■ SUPPLIED RECORDS ■
Begin

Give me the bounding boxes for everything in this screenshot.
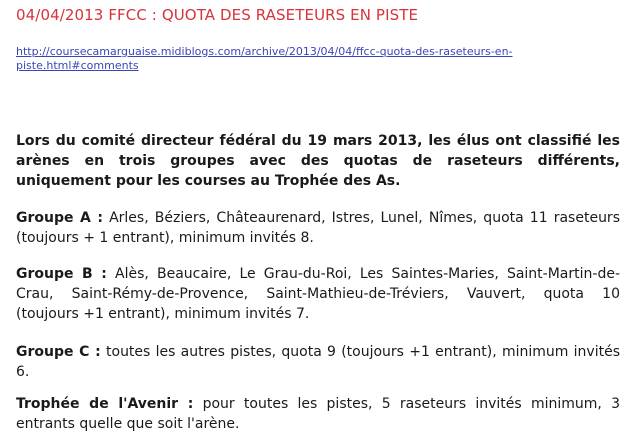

End
Begin

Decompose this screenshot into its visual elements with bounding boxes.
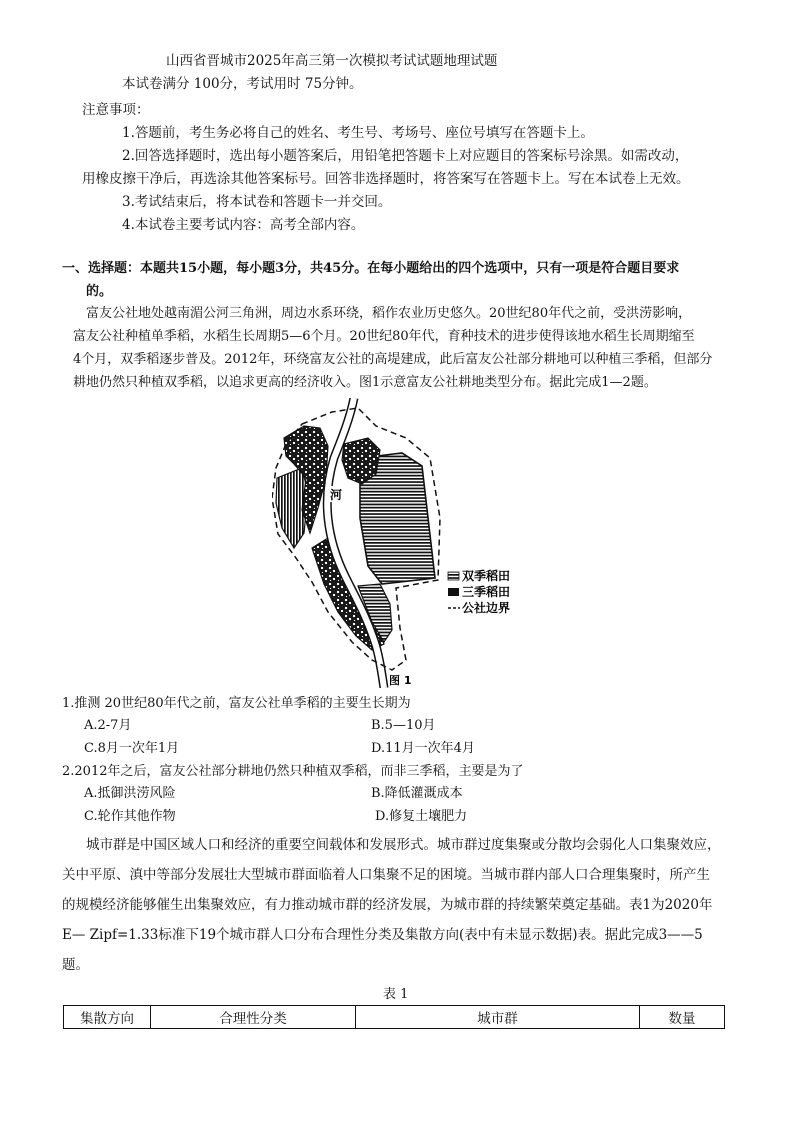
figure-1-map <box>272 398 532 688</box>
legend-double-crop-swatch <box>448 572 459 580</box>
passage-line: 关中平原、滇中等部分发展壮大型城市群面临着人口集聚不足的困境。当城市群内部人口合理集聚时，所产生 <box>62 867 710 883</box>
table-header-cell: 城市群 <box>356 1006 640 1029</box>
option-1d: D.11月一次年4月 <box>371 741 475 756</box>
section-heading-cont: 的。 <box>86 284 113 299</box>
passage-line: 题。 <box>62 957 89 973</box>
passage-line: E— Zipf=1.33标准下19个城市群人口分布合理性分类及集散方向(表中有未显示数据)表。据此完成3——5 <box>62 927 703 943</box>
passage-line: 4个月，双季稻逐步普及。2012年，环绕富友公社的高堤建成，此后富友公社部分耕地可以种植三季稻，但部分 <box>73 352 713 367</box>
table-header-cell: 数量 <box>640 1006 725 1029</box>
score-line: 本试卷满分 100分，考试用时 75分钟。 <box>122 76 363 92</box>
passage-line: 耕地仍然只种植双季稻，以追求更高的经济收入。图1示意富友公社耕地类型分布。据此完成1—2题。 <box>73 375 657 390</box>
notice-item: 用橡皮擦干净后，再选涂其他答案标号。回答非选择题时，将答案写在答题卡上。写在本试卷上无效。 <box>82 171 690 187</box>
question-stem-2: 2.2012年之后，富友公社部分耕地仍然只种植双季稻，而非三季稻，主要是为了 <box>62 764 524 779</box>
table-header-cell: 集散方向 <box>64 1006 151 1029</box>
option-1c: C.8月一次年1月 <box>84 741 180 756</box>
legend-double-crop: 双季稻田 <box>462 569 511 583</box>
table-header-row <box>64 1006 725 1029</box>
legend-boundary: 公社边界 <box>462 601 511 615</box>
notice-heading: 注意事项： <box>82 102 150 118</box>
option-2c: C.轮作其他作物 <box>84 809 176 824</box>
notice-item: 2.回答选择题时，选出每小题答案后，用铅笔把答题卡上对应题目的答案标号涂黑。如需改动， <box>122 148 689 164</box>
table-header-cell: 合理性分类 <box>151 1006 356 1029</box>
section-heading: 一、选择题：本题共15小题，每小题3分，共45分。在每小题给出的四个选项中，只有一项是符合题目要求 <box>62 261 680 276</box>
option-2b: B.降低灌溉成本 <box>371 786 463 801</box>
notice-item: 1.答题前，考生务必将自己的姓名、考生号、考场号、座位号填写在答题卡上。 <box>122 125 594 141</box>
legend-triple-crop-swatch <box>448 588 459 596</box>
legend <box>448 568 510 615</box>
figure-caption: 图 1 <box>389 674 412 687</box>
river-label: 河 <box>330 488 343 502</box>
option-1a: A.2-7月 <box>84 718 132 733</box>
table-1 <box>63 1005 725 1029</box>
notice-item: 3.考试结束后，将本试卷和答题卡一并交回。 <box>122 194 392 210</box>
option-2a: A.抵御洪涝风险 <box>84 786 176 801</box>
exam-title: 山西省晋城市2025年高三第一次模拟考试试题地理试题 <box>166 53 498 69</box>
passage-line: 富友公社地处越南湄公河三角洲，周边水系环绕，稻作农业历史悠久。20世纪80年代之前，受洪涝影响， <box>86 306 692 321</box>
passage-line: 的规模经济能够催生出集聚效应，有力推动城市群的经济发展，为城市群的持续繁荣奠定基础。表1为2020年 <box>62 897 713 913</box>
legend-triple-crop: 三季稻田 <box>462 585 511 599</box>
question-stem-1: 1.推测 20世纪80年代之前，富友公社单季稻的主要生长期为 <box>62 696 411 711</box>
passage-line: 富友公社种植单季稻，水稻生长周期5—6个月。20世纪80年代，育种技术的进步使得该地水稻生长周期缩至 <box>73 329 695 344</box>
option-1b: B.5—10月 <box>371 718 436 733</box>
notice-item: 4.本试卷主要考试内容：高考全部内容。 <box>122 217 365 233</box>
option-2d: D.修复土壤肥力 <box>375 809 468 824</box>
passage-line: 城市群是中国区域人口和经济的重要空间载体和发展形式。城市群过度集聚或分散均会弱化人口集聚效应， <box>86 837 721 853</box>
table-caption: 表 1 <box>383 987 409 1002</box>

End

■ TASK TO COMPLETE ■
Rewrite the lines from the one containing "Decompose this screenshot" up to and including the one containing "867 710 883</box>" as a Markdown table with the columns Row and Line, one row per line. Leave out any picture and any blank lines.

■ TASK ANSWER ■
| Row | Line |
|---|---|
| 1 | Decompose this screenshot into its visual elements with bounding boxes. |
| 2 | figure-1-map <box>272 398 532 688</box> |
| 3 | legend-double-crop-swatch <box>448 572 459 580</box> |
| 4 | passage-line: 关中平原、滇中等部分发展壮大型城市群面临着人口集聚不足的困境。当城市群内部人口合理集聚时，所产生 <box>62 867 710 883</box> |